Given request: Reproduce all entries word for word.

Materials provided:
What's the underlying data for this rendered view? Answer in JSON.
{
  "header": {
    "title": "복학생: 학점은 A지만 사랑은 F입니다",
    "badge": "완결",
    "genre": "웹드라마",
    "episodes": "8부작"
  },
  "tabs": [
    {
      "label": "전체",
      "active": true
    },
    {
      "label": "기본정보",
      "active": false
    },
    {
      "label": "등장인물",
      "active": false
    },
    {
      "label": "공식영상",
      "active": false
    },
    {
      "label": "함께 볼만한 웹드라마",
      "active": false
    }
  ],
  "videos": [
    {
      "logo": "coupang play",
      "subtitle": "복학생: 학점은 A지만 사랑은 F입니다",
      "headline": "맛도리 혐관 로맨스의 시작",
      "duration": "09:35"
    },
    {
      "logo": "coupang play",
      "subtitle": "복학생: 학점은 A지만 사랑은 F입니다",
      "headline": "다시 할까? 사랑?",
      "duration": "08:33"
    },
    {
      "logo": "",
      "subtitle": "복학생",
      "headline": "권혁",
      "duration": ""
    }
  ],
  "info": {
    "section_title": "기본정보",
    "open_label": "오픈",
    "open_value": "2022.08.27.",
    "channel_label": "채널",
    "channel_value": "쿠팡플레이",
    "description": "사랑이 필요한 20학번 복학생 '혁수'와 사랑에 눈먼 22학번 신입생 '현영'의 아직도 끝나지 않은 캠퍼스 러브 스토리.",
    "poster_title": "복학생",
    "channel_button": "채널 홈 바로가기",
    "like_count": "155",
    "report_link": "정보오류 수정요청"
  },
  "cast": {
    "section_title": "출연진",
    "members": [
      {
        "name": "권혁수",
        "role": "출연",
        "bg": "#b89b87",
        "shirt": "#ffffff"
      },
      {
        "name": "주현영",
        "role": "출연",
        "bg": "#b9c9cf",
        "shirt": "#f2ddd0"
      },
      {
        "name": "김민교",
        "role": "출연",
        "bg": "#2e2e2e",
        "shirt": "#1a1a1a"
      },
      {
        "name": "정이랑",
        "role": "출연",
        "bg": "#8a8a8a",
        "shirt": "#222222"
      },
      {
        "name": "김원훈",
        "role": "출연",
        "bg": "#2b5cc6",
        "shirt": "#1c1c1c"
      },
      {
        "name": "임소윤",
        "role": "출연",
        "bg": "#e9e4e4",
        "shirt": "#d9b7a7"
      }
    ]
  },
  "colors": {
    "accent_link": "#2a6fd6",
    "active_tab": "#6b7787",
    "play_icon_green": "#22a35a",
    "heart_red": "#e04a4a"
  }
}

Completed exercise:
What's the underlying data for this rendered view? Answer in JSON.
{
  "header": {
    "title": "복학생: 학점은 A지만 사랑은 F입니다",
    "badge": "완결",
    "genre": "웹드라마",
    "episodes": "8부작"
  },
  "tabs": [
    {
      "label": "전체",
      "active": true
    },
    {
      "label": "기본정보",
      "active": false
    },
    {
      "label": "등장인물",
      "active": false
    },
    {
      "label": "공식영상",
      "active": false
    },
    {
      "label": "함께 볼만한 웹드라마",
      "active": false
    }
  ],
  "videos": [
    {
      "logo": "coupang play",
      "subtitle": "복학생: 학점은 A지만 사랑은 F입니다",
      "headline": "맛도리 혐관 로맨스의 시작",
      "duration": "09:35"
    },
    {
      "logo": "coupang play",
      "subtitle": "복학생: 학점은 A지만 사랑은 F입니다",
      "headline": "다시 할까? 사랑?",
      "duration": "08:33"
    },
    {
      "logo": "",
      "subtitle": "복학생",
      "headline": "권혁",
      "duration": ""
    }
  ],
  "info": {
    "section_title": "기본정보",
    "open_label": "오픈",
    "open_value": "2022.08.27.",
    "channel_label": "채널",
    "channel_value": "쿠팡플레이",
    "description": "사랑이 필요한 20학번 복학생 '혁수'와 사랑에 눈먼 22학번 신입생 '현영'의 아직도 끝나지 않은 캠퍼스 러브 스토리.",
    "poster_title": "복학생",
    "channel_button": "채널 홈 바로가기",
    "like_count": "155",
    "report_link": "정보오류 수정요청"
  },
  "cast": {
    "section_title": "출연진",
    "members": [
      {
        "name": "권혁수",
        "role": "출연",
        "bg": "#b89b87",
        "shirt": "#ffffff"
      },
      {
        "name": "주현영",
        "role": "출연",
        "bg": "#b9c9cf",
        "shirt": "#f2ddd0"
      },
      {
        "name": "김민교",
        "role": "출연",
        "bg": "#2e2e2e",
        "shirt": "#1a1a1a"
      },
      {
        "name": "정이랑",
        "role": "출연",
        "bg": "#8a8a8a",
        "shirt": "#222222"
      },
      {
        "name": "김원훈",
        "role": "출연",
        "bg": "#2b5cc6",
        "shirt": "#1c1c1c"
      },
      {
        "name": "임소윤",
        "role": "출연",
        "bg": "#e9e4e4",
        "shirt": "#d9b7a7"
      }
    ]
  },
  "colors": {
    "accent_link": "#2a6fd6",
    "active_tab": "#6b7787",
    "play_icon_green": "#22a35a",
    "heart_red": "#e04a4a"
  }
}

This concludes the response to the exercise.